(Extracts from a graphics dataset)
((

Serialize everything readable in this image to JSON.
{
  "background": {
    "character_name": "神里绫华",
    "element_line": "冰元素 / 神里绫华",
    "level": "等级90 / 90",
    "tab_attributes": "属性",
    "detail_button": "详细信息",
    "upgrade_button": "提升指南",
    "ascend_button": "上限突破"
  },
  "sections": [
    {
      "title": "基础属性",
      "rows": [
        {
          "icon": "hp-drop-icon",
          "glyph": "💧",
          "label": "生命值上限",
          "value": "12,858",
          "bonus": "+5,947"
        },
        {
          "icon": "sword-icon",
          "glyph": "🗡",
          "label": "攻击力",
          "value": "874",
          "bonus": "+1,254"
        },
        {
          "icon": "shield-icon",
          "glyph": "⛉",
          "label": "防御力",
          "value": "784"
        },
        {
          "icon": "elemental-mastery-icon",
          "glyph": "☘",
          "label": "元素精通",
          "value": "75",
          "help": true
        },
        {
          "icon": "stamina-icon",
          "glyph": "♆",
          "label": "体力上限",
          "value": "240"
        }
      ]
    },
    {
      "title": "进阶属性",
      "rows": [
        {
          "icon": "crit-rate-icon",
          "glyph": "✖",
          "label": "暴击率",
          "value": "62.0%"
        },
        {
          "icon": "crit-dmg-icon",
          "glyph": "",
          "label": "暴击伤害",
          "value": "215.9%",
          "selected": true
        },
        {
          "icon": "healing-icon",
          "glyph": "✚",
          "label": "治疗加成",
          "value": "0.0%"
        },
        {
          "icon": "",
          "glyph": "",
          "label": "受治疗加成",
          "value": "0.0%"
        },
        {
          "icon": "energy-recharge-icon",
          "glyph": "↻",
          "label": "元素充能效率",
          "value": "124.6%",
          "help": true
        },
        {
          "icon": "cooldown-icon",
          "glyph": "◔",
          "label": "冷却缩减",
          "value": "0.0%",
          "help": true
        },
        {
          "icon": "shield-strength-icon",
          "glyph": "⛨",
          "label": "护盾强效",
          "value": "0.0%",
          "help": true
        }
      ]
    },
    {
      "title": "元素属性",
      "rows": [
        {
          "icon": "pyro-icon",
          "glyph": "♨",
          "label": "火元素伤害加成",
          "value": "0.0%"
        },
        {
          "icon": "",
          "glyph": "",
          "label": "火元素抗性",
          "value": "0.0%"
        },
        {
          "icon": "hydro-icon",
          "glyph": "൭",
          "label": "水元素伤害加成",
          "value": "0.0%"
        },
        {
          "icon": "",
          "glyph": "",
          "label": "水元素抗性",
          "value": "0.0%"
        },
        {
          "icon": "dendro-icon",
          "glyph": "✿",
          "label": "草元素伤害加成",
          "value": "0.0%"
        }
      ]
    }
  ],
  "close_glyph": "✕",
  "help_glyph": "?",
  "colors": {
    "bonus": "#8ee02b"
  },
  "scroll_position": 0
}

))

Find and copy every line in the entries above where the string "神里绫华" occurs.

    "character_name": "神里绫华",
    "element_line": "冰元素 / 神里绫华",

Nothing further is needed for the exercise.